* _Exercise directions_: Find the word "title" in the material below and gather every line that contains it.

======== Raw records ========

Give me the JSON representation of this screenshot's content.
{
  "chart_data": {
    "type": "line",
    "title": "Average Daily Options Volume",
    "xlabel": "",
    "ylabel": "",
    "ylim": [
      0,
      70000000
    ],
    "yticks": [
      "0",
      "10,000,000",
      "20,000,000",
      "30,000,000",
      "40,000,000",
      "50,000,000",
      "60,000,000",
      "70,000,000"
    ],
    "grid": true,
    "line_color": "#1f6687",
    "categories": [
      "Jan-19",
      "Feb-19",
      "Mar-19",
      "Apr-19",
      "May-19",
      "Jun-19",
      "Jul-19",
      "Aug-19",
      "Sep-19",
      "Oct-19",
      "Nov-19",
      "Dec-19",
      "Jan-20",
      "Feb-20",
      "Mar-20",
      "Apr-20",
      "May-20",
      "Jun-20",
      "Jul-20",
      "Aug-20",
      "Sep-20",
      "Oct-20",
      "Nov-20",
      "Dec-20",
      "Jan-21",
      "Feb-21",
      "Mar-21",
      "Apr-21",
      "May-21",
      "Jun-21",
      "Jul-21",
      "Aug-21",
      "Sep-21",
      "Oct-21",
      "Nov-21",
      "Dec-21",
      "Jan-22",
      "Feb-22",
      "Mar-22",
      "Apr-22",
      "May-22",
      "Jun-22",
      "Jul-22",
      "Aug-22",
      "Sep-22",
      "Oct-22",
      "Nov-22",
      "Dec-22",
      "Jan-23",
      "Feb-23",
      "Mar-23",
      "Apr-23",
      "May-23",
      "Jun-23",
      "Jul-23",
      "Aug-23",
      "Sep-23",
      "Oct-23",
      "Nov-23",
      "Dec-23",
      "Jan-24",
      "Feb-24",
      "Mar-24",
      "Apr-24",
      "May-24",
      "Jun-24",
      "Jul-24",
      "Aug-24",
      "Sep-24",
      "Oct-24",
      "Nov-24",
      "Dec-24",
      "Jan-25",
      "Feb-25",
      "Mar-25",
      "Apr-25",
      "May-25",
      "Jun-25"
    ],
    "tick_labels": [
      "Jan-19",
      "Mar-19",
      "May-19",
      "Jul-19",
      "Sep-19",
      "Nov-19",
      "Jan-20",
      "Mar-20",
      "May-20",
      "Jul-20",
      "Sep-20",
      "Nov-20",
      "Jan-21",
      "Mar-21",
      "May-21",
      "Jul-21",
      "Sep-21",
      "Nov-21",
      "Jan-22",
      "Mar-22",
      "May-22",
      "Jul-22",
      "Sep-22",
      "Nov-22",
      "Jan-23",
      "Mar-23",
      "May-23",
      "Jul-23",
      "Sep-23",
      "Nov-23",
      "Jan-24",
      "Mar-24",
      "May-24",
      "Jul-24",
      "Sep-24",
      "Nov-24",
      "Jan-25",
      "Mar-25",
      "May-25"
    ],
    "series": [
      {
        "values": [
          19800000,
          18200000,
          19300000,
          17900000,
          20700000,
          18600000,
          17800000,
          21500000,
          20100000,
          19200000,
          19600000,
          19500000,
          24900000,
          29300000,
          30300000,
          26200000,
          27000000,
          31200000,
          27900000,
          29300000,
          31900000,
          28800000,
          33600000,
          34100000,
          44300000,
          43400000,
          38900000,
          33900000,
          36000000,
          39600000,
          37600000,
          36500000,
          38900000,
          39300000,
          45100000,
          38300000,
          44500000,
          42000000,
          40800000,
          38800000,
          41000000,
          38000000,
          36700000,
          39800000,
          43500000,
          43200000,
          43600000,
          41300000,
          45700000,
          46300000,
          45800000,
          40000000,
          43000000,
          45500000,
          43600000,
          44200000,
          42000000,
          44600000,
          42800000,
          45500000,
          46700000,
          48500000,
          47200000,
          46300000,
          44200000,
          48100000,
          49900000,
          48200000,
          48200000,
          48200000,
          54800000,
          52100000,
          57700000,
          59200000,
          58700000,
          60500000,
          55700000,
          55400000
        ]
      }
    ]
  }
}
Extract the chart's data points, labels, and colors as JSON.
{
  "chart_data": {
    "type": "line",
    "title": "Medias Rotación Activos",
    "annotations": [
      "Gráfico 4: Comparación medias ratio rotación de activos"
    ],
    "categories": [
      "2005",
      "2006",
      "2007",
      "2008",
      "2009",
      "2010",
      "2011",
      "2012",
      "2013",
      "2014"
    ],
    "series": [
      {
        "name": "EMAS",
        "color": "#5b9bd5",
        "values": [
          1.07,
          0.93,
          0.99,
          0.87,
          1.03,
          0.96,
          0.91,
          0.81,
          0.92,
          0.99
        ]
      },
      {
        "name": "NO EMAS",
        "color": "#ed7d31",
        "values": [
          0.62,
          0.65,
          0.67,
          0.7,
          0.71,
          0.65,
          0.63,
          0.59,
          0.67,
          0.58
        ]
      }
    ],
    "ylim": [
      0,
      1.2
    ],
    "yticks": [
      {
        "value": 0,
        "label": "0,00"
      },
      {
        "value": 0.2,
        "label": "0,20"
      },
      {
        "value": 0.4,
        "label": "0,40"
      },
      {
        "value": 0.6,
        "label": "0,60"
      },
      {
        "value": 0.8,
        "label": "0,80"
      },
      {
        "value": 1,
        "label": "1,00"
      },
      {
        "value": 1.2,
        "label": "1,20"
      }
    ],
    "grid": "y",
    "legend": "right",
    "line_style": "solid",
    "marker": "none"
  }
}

========

* _Solution below_:
    "title": "Average Daily Options Volume",
    "title": "Medias Rotación Activos",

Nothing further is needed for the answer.